### [WHAT THIS TASK INVOLVES]
Reproduce every entry that follows word for word, but omit the images.

----- RECORDED DATA

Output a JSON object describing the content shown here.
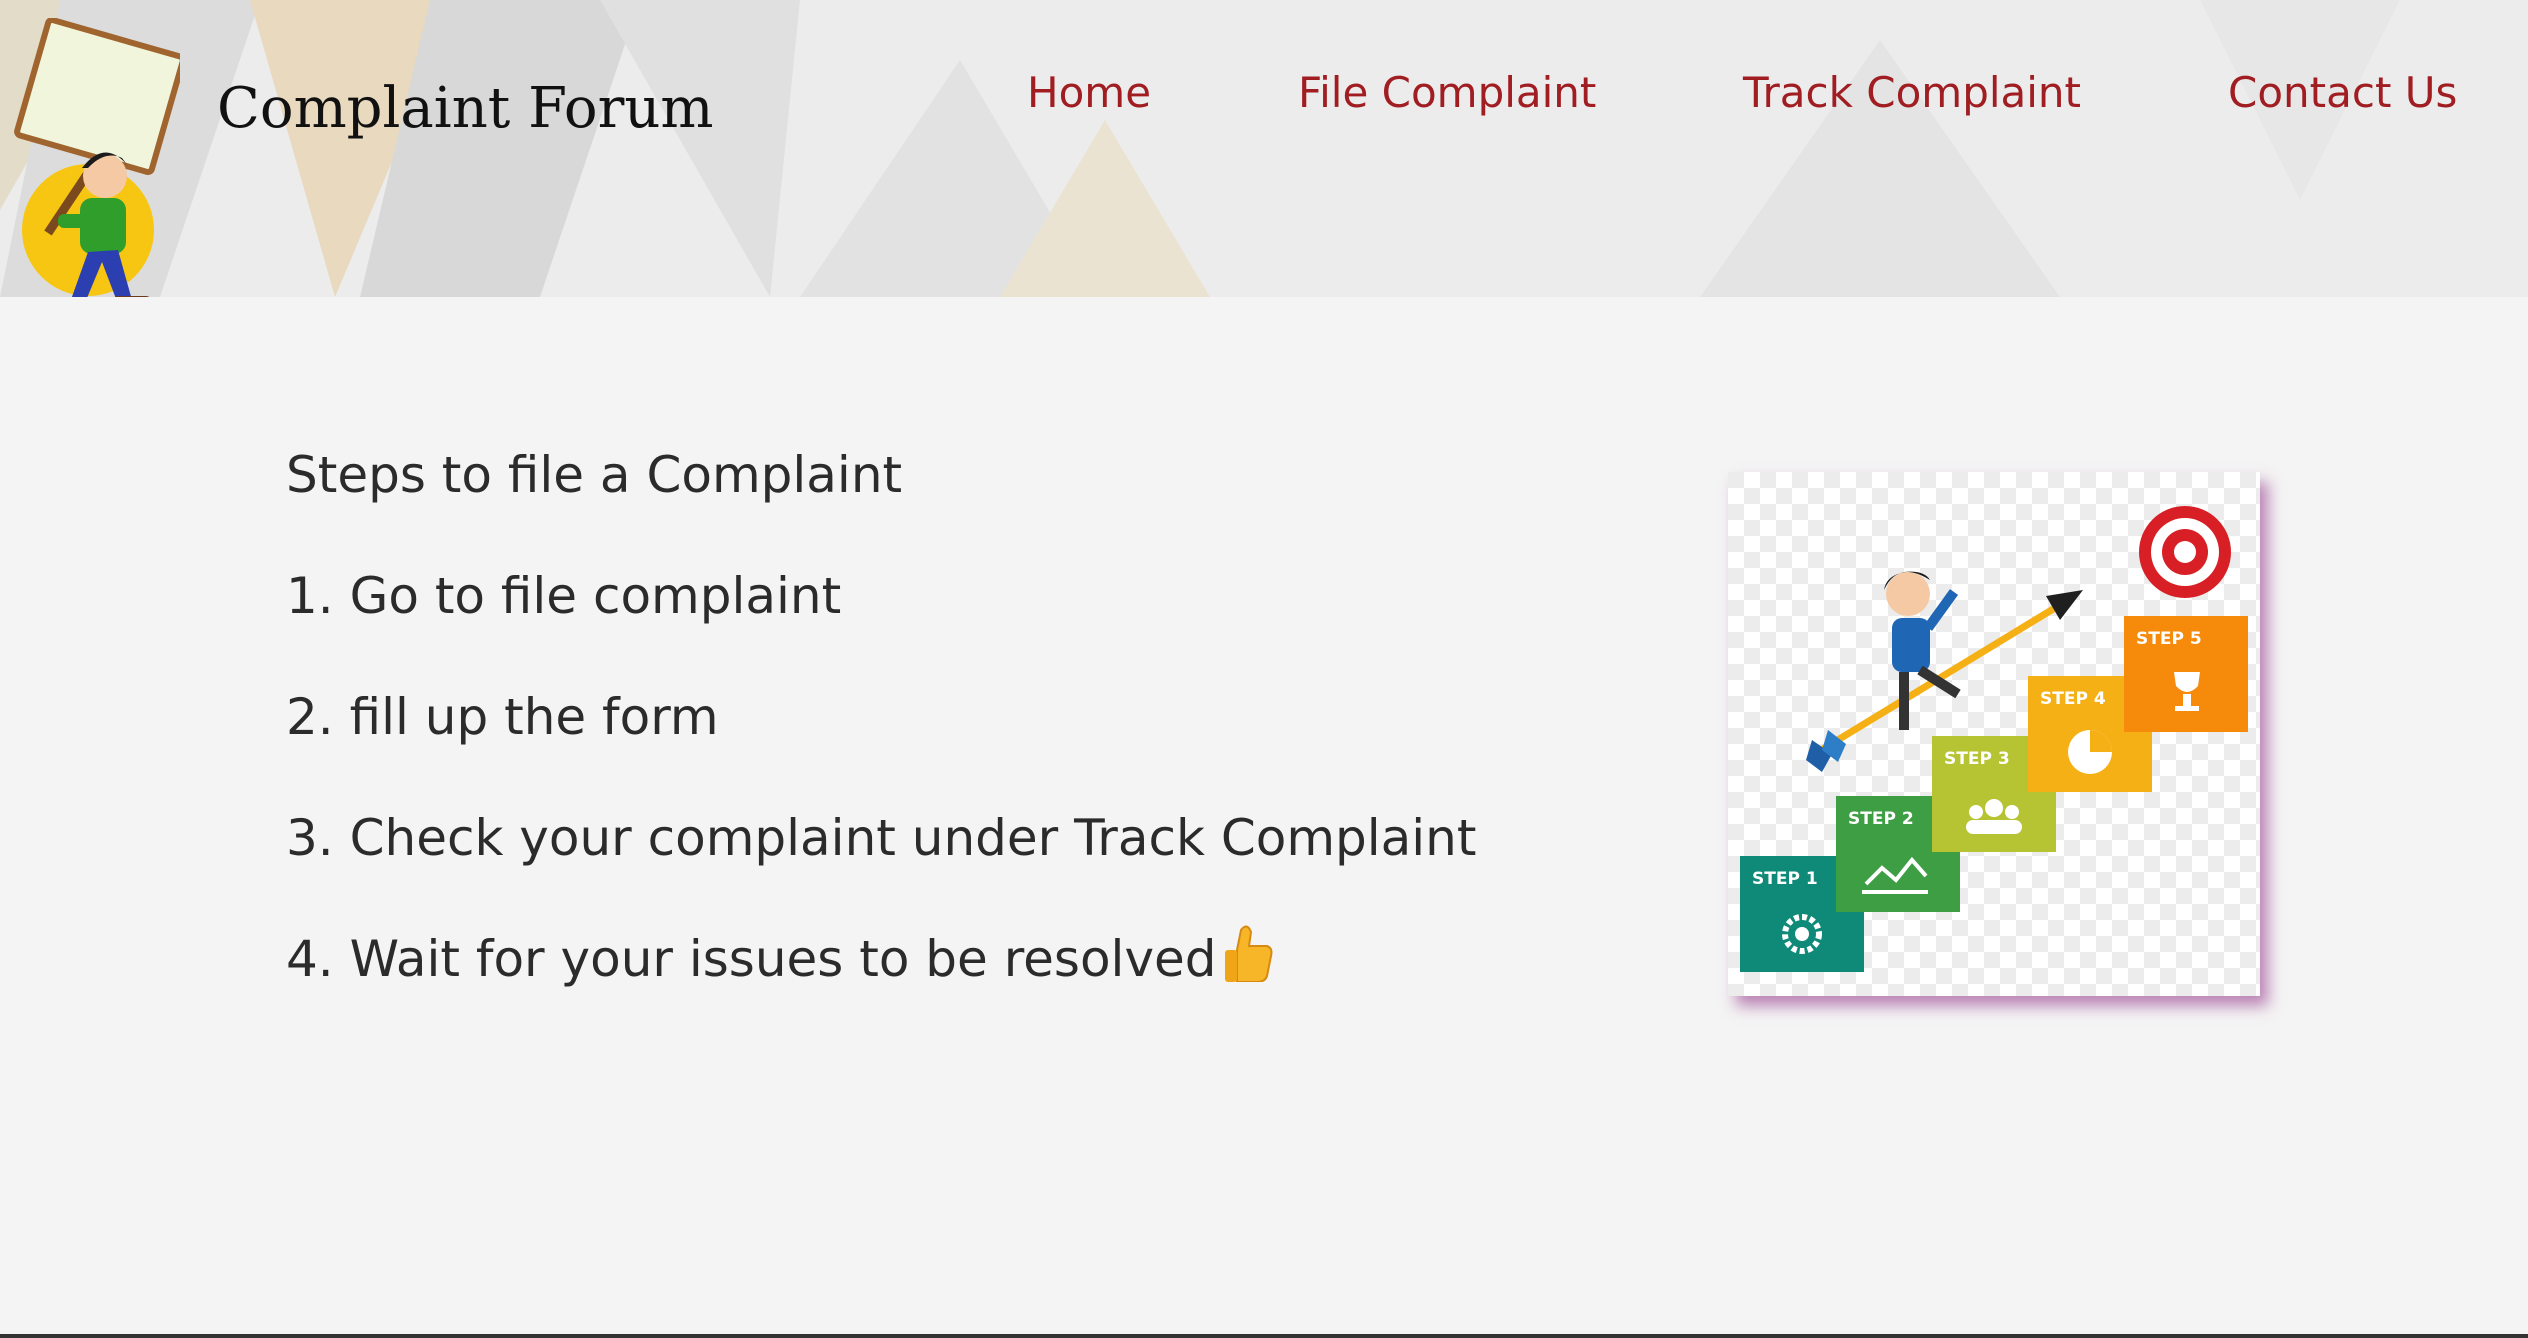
{
  "header": {
    "site_title": "Complaint Forum"
  },
  "nav": {
    "items": [
      {
        "label": "Home"
      },
      {
        "label": "File Complaint"
      },
      {
        "label": "Track Complaint"
      },
      {
        "label": "Contact Us"
      }
    ]
  },
  "content": {
    "heading": "Steps to file a Complaint",
    "steps": [
      "1. Go to file complaint",
      "2. fill up the form",
      "3. Check your complaint under Track Complaint",
      "4. Wait for your issues to be resolved"
    ],
    "step_emoji_icon": "thumbs-up-icon"
  },
  "illustration": {
    "step_labels": [
      "STEP 1",
      "STEP 2",
      "STEP 3",
      "STEP 4",
      "STEP 5"
    ],
    "step_colors": [
      "#0f8a78",
      "#3d9e44",
      "#b6c433",
      "#f5b016",
      "#f68a0a"
    ]
  },
  "colors": {
    "nav_link": "#a01d22",
    "page_background": "#f4f4f4",
    "header_background": "#ececec"
  }
}
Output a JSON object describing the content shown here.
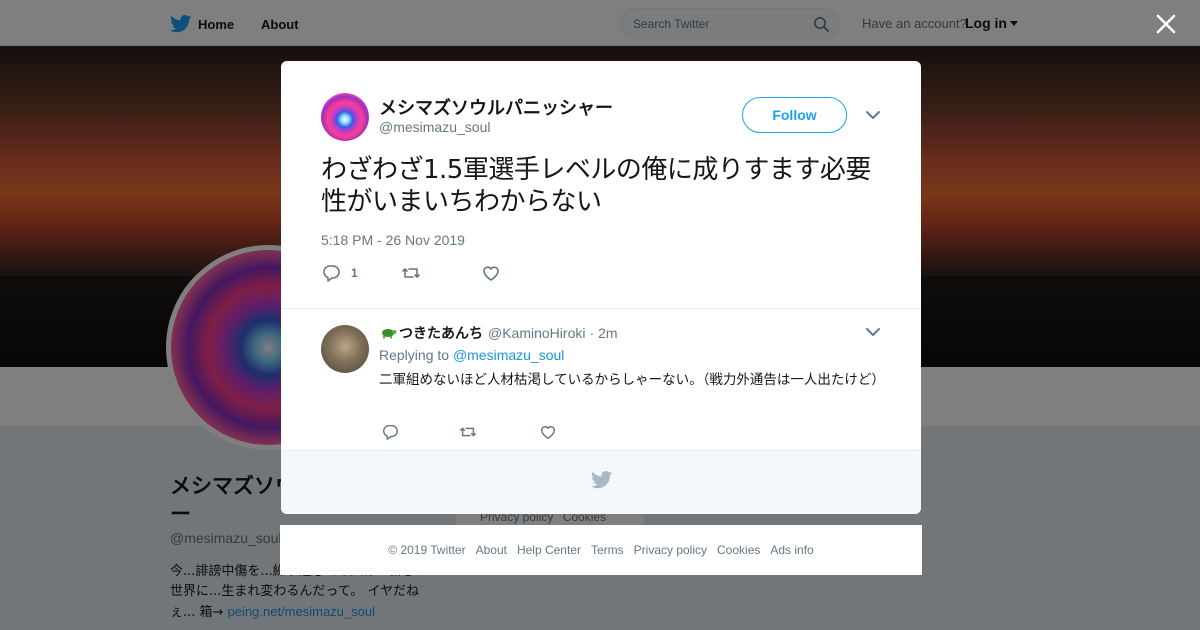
{
  "topbar": {
    "home_label": "Home",
    "about_label": "About",
    "search_placeholder": "Search Twitter",
    "have_account": "Have an account?",
    "login_label": "Log in"
  },
  "profile": {
    "name": "メシマズソウルパニッシャー",
    "handle": "@mesimazu_soul",
    "bio_text": "今...誹謗中傷を...繰り返してる人は...新しい世界に...生まれ変わるんだって。 イヤだねぇ... 箱→ ",
    "bio_link": "peing.net/mesimazu_soul"
  },
  "side_links": [
    "Privacy policy",
    "Cookies"
  ],
  "tweet": {
    "author_name": "メシマズソウルパニッシャー",
    "author_handle": "@mesimazu_soul",
    "follow_label": "Follow",
    "text": "わざわざ1.5軍選手レベルの俺に成りすます必要性がいまいちわからない",
    "timestamp": "5:18 PM - 26 Nov 2019",
    "reply_count": "1"
  },
  "reply": {
    "author_name": "つきたあんち",
    "author_handle": "@KaminoHiroki",
    "separator": "·",
    "time": "2m",
    "replying_prefix": "Replying to",
    "replying_mention": "@mesimazu_soul",
    "text": "二軍組めないほど人材枯渇しているからしゃーない。（戦力外通告は一人出たけど）"
  },
  "footer_links": [
    "© 2019 Twitter",
    "About",
    "Help Center",
    "Terms",
    "Privacy policy",
    "Cookies",
    "Ads info"
  ],
  "colors": {
    "accent": "#1da1f2",
    "link": "#1b95e0",
    "muted": "#657786",
    "text": "#14171a"
  },
  "icons": [
    "twitter-bird-icon",
    "search-icon",
    "close-icon",
    "chevron-down-icon",
    "reply-icon",
    "retweet-icon",
    "like-icon",
    "turtle-emoji-icon"
  ]
}
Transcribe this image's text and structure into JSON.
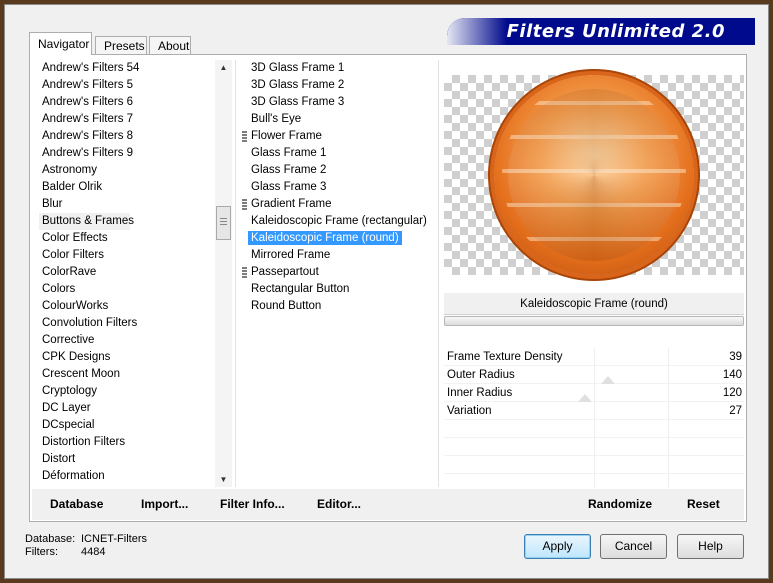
{
  "banner": {
    "title": "Filters Unlimited 2.0"
  },
  "tabs": [
    "Navigator",
    "Presets",
    "About"
  ],
  "categories": [
    "Andrew's Filters 54",
    "Andrew's Filters 5",
    "Andrew's Filters 6",
    "Andrew's Filters 7",
    "Andrew's Filters 8",
    "Andrew's Filters 9",
    "Astronomy",
    "Balder Olrik",
    "Blur",
    "Buttons & Frames",
    "Color Effects",
    "Color Filters",
    "ColorRave",
    "Colors",
    "ColourWorks",
    "Convolution Filters",
    "Corrective",
    "CPK Designs",
    "Crescent Moon",
    "Cryptology",
    "DC Layer",
    "DCspecial",
    "Distortion Filters",
    "Distort",
    "Déformation"
  ],
  "selected_category": "Buttons & Frames",
  "filters": [
    {
      "label": "3D Glass Frame 1",
      "grouped": false
    },
    {
      "label": "3D Glass Frame 2",
      "grouped": false
    },
    {
      "label": "3D Glass Frame 3",
      "grouped": false
    },
    {
      "label": "Bull's Eye",
      "grouped": false
    },
    {
      "label": "Flower Frame",
      "grouped": true
    },
    {
      "label": "Glass Frame 1",
      "grouped": false
    },
    {
      "label": "Glass Frame 2",
      "grouped": false
    },
    {
      "label": "Glass Frame 3",
      "grouped": false
    },
    {
      "label": "Gradient Frame",
      "grouped": true
    },
    {
      "label": "Kaleidoscopic Frame (rectangular)",
      "grouped": false
    },
    {
      "label": "Kaleidoscopic Frame (round)",
      "grouped": false
    },
    {
      "label": "Mirrored Frame",
      "grouped": false
    },
    {
      "label": "Passepartout",
      "grouped": true
    },
    {
      "label": "Rectangular Button",
      "grouped": false
    },
    {
      "label": "Round Button",
      "grouped": false
    }
  ],
  "selected_filter": "Kaleidoscopic Frame (round)",
  "preview": {
    "filter_name": "Kaleidoscopic Frame (round)"
  },
  "params": [
    {
      "label": "Frame Texture Density",
      "value": "39"
    },
    {
      "label": "Outer Radius",
      "value": "140"
    },
    {
      "label": "Inner Radius",
      "value": "120"
    },
    {
      "label": "Variation",
      "value": "27"
    }
  ],
  "bottom_links": {
    "database": "Database",
    "import": "Import...",
    "filter_info": "Filter Info...",
    "editor": "Editor...",
    "randomize": "Randomize",
    "reset": "Reset"
  },
  "status": {
    "database_label": "Database:",
    "database_value": "ICNET-Filters",
    "filters_label": "Filters:",
    "filters_value": "4484"
  },
  "buttons": {
    "apply": "Apply",
    "cancel": "Cancel",
    "help": "Help"
  },
  "colors": {
    "banner": "#000a8c",
    "selection": "#3399ff",
    "frame": "#5a3a1e"
  }
}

----------

### [SOLVED EXERCISE]
Output a JSON object describing the content shown here.
{
  "header": {
    "site_title": "Complaint Forum"
  },
  "nav": {
    "items": [
      {
        "label": "Home"
      },
      {
        "label": "File Complaint"
      },
      {
        "label": "Track Complaint"
      },
      {
        "label": "Contact Us"
      }
    ]
  },
  "content": {
    "heading": "Steps to file a Complaint",
    "steps": [
      "1. Go to file complaint",
      "2. fill up the form",
      "3. Check your complaint under Track Complaint",
      "4. Wait for your issues to be resolved"
    ],
    "step_emoji_icon": "thumbs-up-icon"
  },
  "illustration": {
    "step_labels": [
      "STEP 1",
      "STEP 2",
      "STEP 3",
      "STEP 4",
      "STEP 5"
    ],
    "step_colors": [
      "#0f8a78",
      "#3d9e44",
      "#b6c433",
      "#f5b016",
      "#f68a0a"
    ]
  },
  "colors": {
    "nav_link": "#a01d22",
    "page_background": "#f4f4f4",
    "header_background": "#ececec"
  }
}
Output a JSON object describing the content shown here.
{
  "topbar": {
    "home_label": "Home",
    "about_label": "About",
    "search_placeholder": "Search Twitter",
    "have_account": "Have an account?",
    "login_label": "Log in"
  },
  "profile": {
    "name": "メシマズソウルパニッシャー",
    "handle": "@mesimazu_soul",
    "bio_text": "今...誹謗中傷を...繰り返してる人は...新しい世界に...生まれ変わるんだって。 イヤだねぇ... 箱→ ",
    "bio_link": "peing.net/mesimazu_soul"
  },
  "side_links": [
    "Privacy policy",
    "Cookies"
  ],
  "tweet": {
    "author_name": "メシマズソウルパニッシャー",
    "author_handle": "@mesimazu_soul",
    "follow_label": "Follow",
    "text": "わざわざ1.5軍選手レベルの俺に成りすます必要性がいまいちわからない",
    "timestamp": "5:18 PM - 26 Nov 2019",
    "reply_count": "1"
  },
  "reply": {
    "author_name": "つきたあんち",
    "author_handle": "@KaminoHiroki",
    "separator": "·",
    "time": "2m",
    "replying_prefix": "Replying to",
    "replying_mention": "@mesimazu_soul",
    "text": "二軍組めないほど人材枯渇しているからしゃーない。（戦力外通告は一人出たけど）"
  },
  "footer_links": [
    "© 2019 Twitter",
    "About",
    "Help Center",
    "Terms",
    "Privacy policy",
    "Cookies",
    "Ads info"
  ],
  "colors": {
    "accent": "#1da1f2",
    "link": "#1b95e0",
    "muted": "#657786",
    "text": "#14171a"
  },
  "icons": [
    "twitter-bird-icon",
    "search-icon",
    "close-icon",
    "chevron-down-icon",
    "reply-icon",
    "retweet-icon",
    "like-icon",
    "turtle-emoji-icon"
  ]
}
Transcribe this image's text and structure into JSON.
{
  "banner": {
    "title": "Filters Unlimited 2.0"
  },
  "tabs": [
    "Navigator",
    "Presets",
    "About"
  ],
  "categories": [
    "Andrew's Filters 54",
    "Andrew's Filters 5",
    "Andrew's Filters 6",
    "Andrew's Filters 7",
    "Andrew's Filters 8",
    "Andrew's Filters 9",
    "Astronomy",
    "Balder Olrik",
    "Blur",
    "Buttons & Frames",
    "Color Effects",
    "Color Filters",
    "ColorRave",
    "Colors",
    "ColourWorks",
    "Convolution Filters",
    "Corrective",
    "CPK Designs",
    "Crescent Moon",
    "Cryptology",
    "DC Layer",
    "DCspecial",
    "Distortion Filters",
    "Distort",
    "Déformation"
  ],
  "selected_category": "Buttons & Frames",
  "filters": [
    {
      "label": "3D Glass Frame 1",
      "grouped": false
    },
    {
      "label": "3D Glass Frame 2",
      "grouped": false
    },
    {
      "label": "3D Glass Frame 3",
      "grouped": false
    },
    {
      "label": "Bull's Eye",
      "grouped": false
    },
    {
      "label": "Flower Frame",
      "grouped": true
    },
    {
      "label": "Glass Frame 1",
      "grouped": false
    },
    {
      "label": "Glass Frame 2",
      "grouped": false
    },
    {
      "label": "Glass Frame 3",
      "grouped": false
    },
    {
      "label": "Gradient Frame",
      "grouped": true
    },
    {
      "label": "Kaleidoscopic Frame (rectangular)",
      "grouped": false
    },
    {
      "label": "Kaleidoscopic Frame (round)",
      "grouped": false
    },
    {
      "label": "Mirrored Frame",
      "grouped": false
    },
    {
      "label": "Passepartout",
      "grouped": true
    },
    {
      "label": "Rectangular Button",
      "grouped": false
    },
    {
      "label": "Round Button",
      "grouped": false
    }
  ],
  "selected_filter": "Kaleidoscopic Frame (round)",
  "preview": {
    "filter_name": "Kaleidoscopic Frame (round)"
  },
  "params": [
    {
      "label": "Frame Texture Density",
      "value": "39"
    },
    {
      "label": "Outer Radius",
      "value": "140"
    },
    {
      "label": "Inner Radius",
      "value": "120"
    },
    {
      "label": "Variation",
      "value": "27"
    }
  ],
  "bottom_links": {
    "database": "Database",
    "import": "Import...",
    "filter_info": "Filter Info...",
    "editor": "Editor...",
    "randomize": "Randomize",
    "reset": "Reset"
  },
  "status": {
    "database_label": "Database:",
    "database_value": "ICNET-Filters",
    "filters_label": "Filters:",
    "filters_value": "4484"
  },
  "buttons": {
    "apply": "Apply",
    "cancel": "Cancel",
    "help": "Help"
  },
  "colors": {
    "banner": "#000a8c",
    "selection": "#3399ff",
    "frame": "#5a3a1e"
  }
}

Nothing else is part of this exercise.